Scan the data that follows and count the lines with the string "reaction"; answer with the count alone.
↓
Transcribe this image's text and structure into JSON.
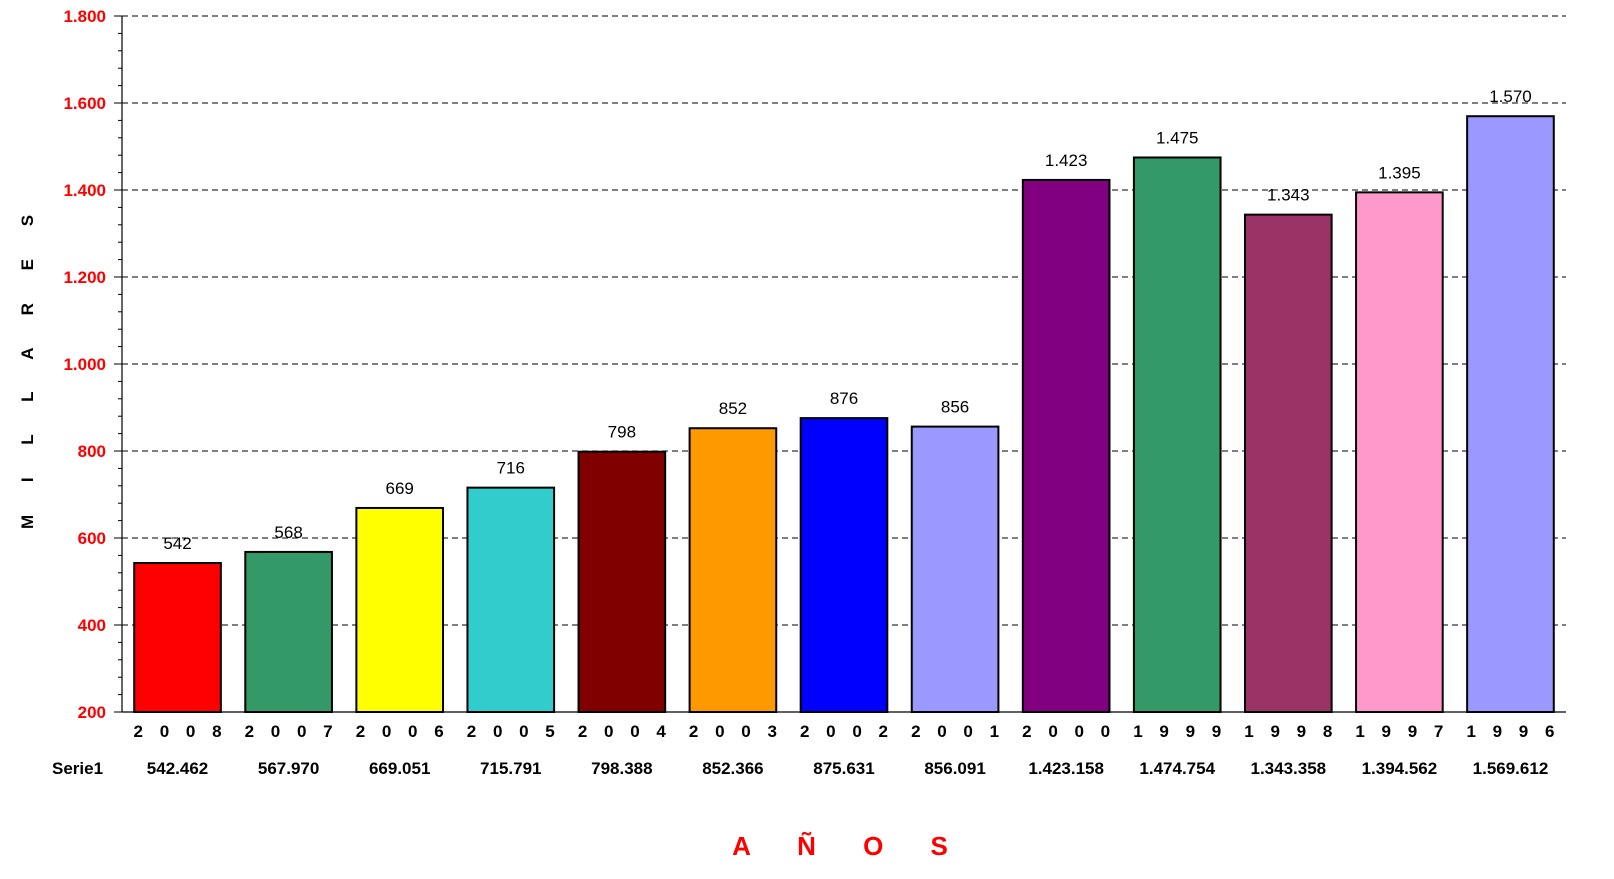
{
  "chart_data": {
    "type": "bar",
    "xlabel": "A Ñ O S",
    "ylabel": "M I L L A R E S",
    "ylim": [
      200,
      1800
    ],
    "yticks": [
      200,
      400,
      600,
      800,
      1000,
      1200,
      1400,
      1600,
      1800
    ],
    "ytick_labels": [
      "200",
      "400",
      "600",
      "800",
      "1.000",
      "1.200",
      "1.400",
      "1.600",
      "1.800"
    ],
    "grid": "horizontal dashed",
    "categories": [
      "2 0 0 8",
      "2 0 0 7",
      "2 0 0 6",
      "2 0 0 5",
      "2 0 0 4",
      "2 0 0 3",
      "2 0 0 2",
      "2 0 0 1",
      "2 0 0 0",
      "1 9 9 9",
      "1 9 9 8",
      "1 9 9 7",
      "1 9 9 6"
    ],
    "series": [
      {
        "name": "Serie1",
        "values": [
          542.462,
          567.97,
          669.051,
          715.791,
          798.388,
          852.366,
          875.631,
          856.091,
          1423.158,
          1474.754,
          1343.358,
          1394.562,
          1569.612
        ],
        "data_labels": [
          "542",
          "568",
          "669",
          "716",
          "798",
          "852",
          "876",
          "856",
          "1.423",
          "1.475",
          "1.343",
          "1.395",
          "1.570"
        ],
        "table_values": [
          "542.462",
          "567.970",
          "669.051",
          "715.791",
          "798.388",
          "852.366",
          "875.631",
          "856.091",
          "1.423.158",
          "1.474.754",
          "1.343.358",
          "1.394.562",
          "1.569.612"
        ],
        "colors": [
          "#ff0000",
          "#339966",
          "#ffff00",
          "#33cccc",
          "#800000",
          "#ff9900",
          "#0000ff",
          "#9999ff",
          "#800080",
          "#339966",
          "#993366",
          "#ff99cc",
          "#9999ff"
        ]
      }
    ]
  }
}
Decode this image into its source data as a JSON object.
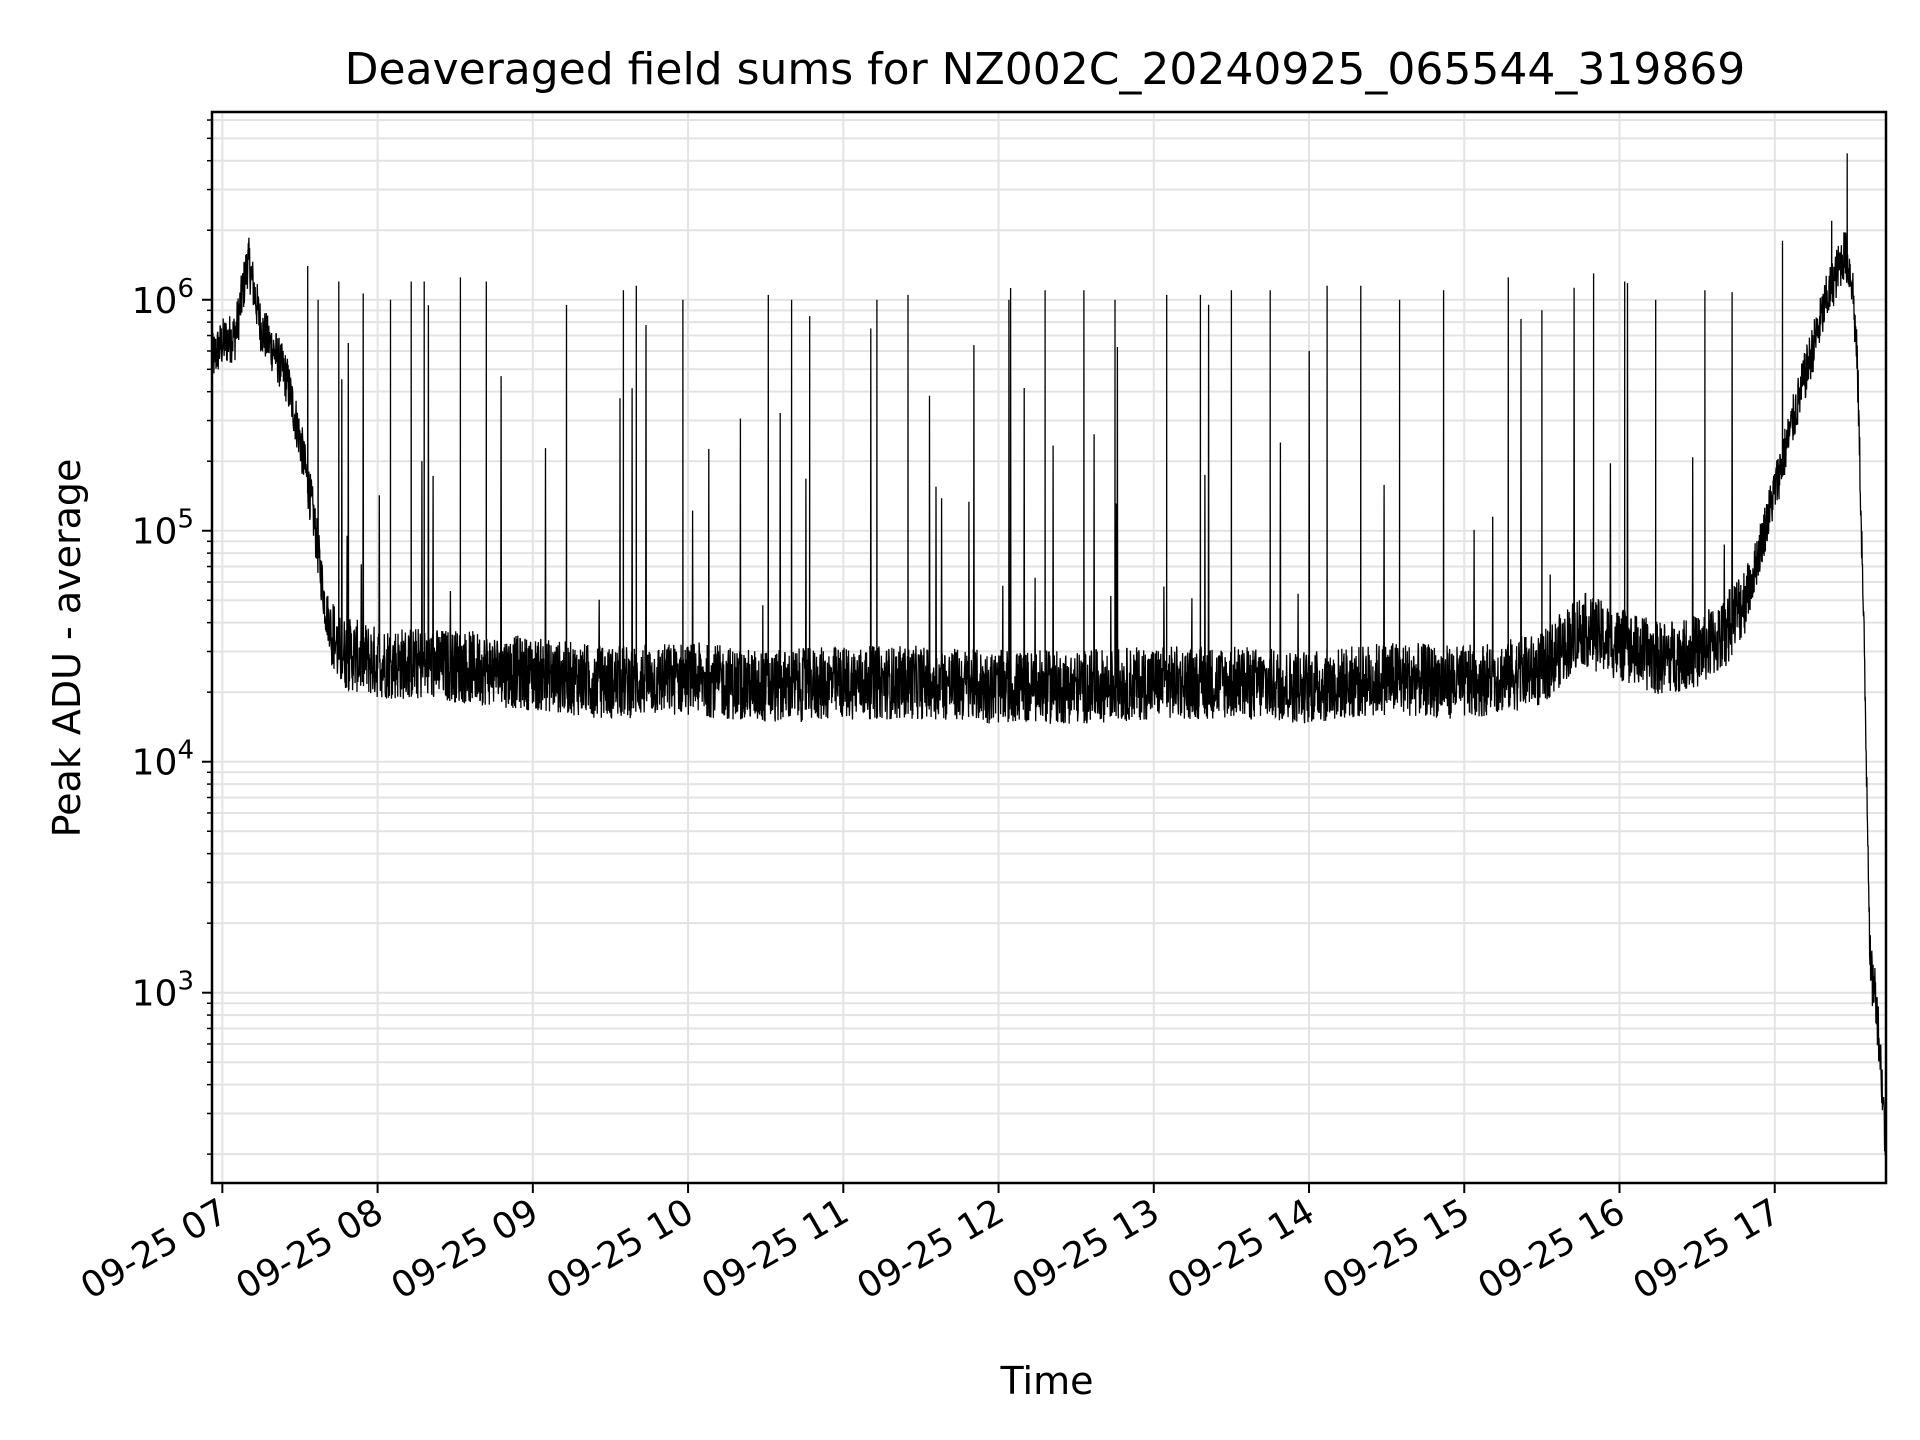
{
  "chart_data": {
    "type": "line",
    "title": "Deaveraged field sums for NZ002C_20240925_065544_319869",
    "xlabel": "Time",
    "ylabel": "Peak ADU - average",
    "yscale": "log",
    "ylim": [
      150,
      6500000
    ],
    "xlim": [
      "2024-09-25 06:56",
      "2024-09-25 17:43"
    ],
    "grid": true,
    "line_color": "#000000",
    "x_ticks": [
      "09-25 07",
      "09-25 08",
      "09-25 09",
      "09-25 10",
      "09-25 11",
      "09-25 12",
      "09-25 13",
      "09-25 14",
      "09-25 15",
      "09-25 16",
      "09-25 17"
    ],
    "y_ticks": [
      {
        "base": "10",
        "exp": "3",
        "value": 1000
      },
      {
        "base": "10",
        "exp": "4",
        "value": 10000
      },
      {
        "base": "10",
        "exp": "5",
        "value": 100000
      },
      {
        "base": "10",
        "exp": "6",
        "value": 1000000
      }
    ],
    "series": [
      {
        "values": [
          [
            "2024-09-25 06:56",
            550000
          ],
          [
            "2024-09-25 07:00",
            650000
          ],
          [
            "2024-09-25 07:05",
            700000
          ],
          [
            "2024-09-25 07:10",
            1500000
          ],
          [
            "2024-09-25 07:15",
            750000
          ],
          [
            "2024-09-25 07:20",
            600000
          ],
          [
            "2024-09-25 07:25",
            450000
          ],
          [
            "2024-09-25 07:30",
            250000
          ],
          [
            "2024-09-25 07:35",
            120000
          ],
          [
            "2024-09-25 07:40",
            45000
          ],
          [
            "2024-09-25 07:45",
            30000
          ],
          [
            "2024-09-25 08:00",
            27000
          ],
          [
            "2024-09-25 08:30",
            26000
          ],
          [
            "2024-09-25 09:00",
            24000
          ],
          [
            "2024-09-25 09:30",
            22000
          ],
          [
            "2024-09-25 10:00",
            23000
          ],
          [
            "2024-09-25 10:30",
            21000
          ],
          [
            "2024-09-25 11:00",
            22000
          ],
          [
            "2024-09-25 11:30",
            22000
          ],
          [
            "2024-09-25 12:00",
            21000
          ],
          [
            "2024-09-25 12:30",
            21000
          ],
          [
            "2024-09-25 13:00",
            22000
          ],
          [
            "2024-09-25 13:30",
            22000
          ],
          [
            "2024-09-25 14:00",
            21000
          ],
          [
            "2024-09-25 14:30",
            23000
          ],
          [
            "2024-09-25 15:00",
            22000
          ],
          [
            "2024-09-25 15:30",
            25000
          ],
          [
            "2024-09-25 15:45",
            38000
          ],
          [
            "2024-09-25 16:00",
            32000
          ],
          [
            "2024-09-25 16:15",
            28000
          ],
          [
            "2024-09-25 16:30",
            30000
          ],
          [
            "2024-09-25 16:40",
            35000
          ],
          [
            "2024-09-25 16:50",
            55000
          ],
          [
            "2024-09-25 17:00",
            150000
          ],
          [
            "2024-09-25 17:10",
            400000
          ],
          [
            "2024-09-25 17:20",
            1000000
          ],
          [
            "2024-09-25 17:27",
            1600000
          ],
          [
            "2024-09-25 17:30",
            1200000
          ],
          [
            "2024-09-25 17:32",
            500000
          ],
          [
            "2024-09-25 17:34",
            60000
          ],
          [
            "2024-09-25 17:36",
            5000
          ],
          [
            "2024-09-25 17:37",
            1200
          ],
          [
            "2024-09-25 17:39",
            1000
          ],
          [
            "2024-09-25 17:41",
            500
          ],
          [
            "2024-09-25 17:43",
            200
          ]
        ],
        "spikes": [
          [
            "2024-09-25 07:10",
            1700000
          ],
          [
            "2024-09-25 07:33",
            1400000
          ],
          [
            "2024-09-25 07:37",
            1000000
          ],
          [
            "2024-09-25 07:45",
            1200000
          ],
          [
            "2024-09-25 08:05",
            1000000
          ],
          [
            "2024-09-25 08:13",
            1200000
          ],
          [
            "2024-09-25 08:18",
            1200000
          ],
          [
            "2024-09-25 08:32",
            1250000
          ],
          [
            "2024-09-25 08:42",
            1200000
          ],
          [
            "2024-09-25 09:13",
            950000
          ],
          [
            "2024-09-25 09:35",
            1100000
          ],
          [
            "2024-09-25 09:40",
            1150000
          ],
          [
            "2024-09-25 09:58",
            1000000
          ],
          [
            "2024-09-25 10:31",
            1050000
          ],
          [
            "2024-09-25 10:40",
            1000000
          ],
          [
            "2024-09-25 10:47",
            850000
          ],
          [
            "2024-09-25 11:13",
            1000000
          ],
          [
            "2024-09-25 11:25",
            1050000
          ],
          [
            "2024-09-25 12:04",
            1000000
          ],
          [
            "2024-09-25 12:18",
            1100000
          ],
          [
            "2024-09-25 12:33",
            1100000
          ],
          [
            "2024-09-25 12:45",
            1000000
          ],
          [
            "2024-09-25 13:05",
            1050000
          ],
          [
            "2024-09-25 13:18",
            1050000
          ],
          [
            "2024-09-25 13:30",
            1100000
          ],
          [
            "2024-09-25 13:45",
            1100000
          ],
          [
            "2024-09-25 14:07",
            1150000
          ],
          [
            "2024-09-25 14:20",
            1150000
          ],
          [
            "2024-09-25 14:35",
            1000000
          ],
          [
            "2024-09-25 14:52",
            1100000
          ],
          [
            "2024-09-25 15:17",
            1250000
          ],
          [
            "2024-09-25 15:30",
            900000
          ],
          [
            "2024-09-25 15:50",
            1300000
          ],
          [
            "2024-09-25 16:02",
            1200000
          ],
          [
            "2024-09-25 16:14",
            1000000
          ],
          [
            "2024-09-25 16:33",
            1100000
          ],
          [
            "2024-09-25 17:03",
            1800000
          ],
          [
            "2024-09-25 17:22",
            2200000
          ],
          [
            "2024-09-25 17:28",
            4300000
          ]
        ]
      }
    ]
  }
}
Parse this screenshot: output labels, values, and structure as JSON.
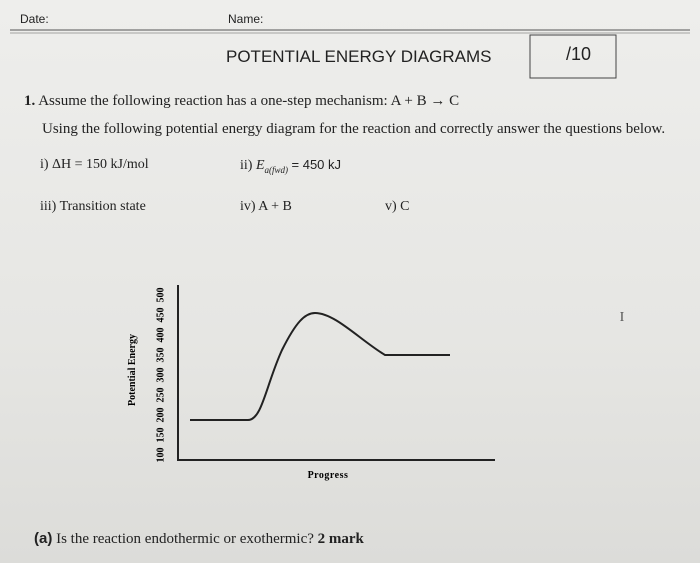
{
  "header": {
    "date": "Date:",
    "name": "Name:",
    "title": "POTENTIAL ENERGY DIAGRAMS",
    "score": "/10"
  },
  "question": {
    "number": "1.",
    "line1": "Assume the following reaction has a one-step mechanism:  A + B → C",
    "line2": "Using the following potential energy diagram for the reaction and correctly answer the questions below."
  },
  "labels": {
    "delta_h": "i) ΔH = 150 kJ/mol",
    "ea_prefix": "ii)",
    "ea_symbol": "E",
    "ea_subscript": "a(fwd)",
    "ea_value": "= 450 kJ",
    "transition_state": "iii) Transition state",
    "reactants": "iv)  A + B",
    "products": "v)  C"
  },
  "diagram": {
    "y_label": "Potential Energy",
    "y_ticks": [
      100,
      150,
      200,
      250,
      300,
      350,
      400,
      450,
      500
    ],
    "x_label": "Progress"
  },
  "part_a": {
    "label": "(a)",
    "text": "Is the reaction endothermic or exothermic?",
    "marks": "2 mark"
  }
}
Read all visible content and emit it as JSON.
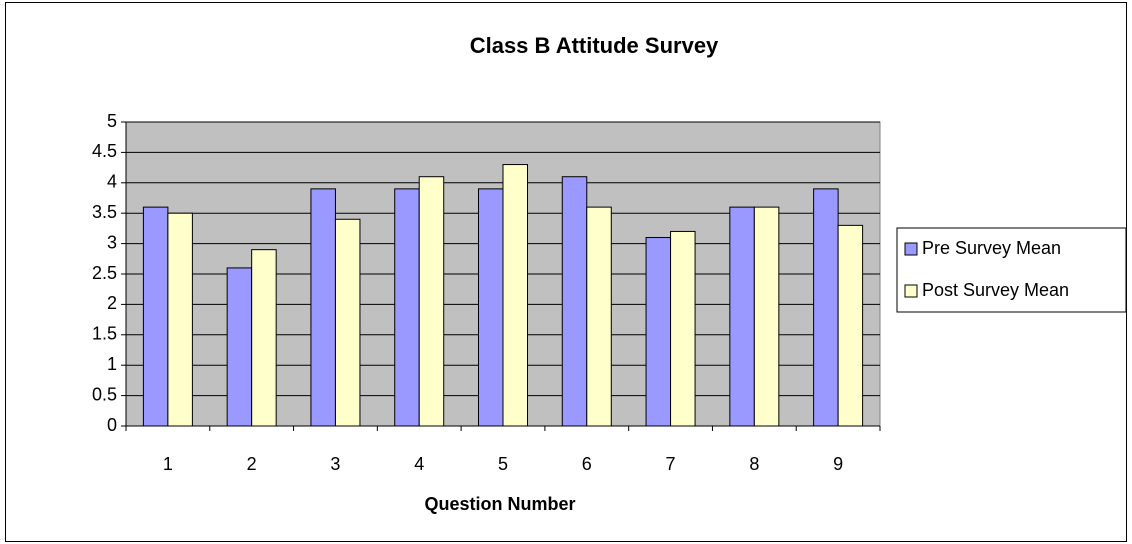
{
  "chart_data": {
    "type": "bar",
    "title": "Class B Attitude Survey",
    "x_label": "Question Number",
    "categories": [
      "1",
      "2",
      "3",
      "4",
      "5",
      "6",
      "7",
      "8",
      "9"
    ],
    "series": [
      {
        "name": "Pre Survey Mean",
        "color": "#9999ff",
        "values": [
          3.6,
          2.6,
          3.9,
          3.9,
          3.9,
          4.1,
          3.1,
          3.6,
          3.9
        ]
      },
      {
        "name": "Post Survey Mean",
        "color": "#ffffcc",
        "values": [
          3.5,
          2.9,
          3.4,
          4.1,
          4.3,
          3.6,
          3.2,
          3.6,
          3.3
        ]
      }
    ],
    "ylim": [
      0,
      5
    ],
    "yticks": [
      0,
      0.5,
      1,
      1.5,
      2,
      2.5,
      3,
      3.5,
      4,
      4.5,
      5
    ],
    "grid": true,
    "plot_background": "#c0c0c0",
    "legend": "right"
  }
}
↑
- **RESULT OF THIS TASK**:
3